::: Entries shown :::

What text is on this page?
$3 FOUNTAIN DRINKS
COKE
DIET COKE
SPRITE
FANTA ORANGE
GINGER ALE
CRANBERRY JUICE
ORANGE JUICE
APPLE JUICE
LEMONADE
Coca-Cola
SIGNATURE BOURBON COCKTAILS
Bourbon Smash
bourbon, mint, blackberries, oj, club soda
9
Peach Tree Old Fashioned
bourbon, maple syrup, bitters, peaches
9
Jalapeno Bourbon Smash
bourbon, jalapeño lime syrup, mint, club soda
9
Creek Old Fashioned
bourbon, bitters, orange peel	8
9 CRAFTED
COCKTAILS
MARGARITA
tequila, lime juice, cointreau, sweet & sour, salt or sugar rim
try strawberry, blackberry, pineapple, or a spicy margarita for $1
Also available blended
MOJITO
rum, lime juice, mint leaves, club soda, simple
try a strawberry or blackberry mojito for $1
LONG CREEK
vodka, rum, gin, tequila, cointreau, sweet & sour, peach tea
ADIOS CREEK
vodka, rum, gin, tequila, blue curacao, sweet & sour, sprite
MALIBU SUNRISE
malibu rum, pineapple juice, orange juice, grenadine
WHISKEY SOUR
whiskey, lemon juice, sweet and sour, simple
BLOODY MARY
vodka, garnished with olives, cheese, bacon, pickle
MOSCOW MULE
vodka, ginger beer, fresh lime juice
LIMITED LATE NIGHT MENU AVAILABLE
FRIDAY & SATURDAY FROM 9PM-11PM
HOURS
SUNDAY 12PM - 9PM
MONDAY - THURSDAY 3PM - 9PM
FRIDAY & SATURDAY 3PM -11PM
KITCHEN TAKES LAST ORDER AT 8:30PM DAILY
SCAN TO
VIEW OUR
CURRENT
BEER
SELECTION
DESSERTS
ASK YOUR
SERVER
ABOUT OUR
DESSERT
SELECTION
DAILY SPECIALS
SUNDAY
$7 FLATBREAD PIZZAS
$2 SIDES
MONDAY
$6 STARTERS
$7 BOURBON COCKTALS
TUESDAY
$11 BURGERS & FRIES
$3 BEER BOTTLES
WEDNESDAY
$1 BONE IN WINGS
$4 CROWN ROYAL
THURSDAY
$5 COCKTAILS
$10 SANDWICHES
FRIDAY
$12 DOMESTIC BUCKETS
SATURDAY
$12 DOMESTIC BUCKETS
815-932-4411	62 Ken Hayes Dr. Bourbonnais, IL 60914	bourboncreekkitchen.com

:::

Your instructions =
Retype all of the material, keeping each line exact.

Task response =
What text is on this page?
$3 FOUNTAIN DRINKS
COKE
DIET COKE
SPRITE
FANTA ORANGE
GINGER ALE
CRANBERRY JUICE
ORANGE JUICE
APPLE JUICE
LEMONADE
Coca-Cola
SIGNATURE BOURBON COCKTAILS
Bourbon Smash
bourbon, mint, blackberries, oj, club soda
9
Peach Tree Old Fashioned
bourbon, maple syrup, bitters, peaches
9
Jalapeno Bourbon Smash
bourbon, jalapeño lime syrup, mint, club soda
9
Creek Old Fashioned
bourbon, bitters, orange peel	8
9 CRAFTED
COCKTAILS
MARGARITA
tequila, lime juice, cointreau, sweet & sour, salt or sugar rim
try strawberry, blackberry, pineapple, or a spicy margarita for $1
Also available blended
MOJITO
rum, lime juice, mint leaves, club soda, simple
try a strawberry or blackberry mojito for $1
LONG CREEK
vodka, rum, gin, tequila, cointreau, sweet & sour, peach tea
ADIOS CREEK
vodka, rum, gin, tequila, blue curacao, sweet & sour, sprite
MALIBU SUNRISE
malibu rum, pineapple juice, orange juice, grenadine
WHISKEY SOUR
whiskey, lemon juice, sweet and sour, simple
BLOODY MARY
vodka, garnished with olives, cheese, bacon, pickle
MOSCOW MULE
vodka, ginger beer, fresh lime juice
LIMITED LATE NIGHT MENU AVAILABLE
FRIDAY & SATURDAY FROM 9PM-11PM
HOURS
SUNDAY 12PM - 9PM
MONDAY - THURSDAY 3PM - 9PM
FRIDAY & SATURDAY 3PM -11PM
KITCHEN TAKES LAST ORDER AT 8:30PM DAILY
SCAN TO
VIEW OUR
CURRENT
BEER
SELECTION
DESSERTS
ASK YOUR
SERVER
ABOUT OUR
DESSERT
SELECTION
DAILY SPECIALS
SUNDAY
$7 FLATBREAD PIZZAS
$2 SIDES
MONDAY
$6 STARTERS
$7 BOURBON COCKTALS
TUESDAY
$11 BURGERS & FRIES
$3 BEER BOTTLES
WEDNESDAY
$1 BONE IN WINGS
$4 CROWN ROYAL
THURSDAY
$5 COCKTAILS
$10 SANDWICHES
FRIDAY
$12 DOMESTIC BUCKETS
SATURDAY
$12 DOMESTIC BUCKETS
815-932-4411	62 Ken Hayes Dr. Bourbonnais, IL 60914	bourboncreekkitchen.com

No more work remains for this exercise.